---------- Listed entries

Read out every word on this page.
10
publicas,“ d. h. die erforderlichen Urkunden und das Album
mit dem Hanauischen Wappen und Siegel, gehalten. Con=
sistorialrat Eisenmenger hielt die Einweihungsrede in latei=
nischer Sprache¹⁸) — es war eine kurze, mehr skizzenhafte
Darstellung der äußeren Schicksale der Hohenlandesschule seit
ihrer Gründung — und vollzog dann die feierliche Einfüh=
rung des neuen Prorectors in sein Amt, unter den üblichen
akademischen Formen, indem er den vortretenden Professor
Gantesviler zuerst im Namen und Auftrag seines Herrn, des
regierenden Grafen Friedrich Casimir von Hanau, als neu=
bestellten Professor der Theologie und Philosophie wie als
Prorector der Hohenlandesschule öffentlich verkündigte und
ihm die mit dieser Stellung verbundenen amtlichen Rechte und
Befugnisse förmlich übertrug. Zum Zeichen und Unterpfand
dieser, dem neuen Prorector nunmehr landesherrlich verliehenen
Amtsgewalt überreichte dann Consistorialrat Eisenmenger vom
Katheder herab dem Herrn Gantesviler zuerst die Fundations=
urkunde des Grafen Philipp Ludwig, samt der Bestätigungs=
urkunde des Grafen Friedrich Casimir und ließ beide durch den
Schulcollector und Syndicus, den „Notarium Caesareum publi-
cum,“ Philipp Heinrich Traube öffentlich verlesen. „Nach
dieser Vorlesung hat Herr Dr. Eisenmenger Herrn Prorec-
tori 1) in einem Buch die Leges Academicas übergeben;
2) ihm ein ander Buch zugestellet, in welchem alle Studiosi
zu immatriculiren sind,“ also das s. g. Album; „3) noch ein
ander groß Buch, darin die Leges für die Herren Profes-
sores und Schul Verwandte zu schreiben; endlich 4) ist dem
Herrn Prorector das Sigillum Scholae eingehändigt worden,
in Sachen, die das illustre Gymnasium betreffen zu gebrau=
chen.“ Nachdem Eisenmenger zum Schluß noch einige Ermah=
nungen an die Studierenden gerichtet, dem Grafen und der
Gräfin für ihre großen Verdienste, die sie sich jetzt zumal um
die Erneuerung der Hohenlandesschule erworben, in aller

--------------------

The request: Tally every line of the data that holds the word "noch" and write the count alone.

Written reply: 2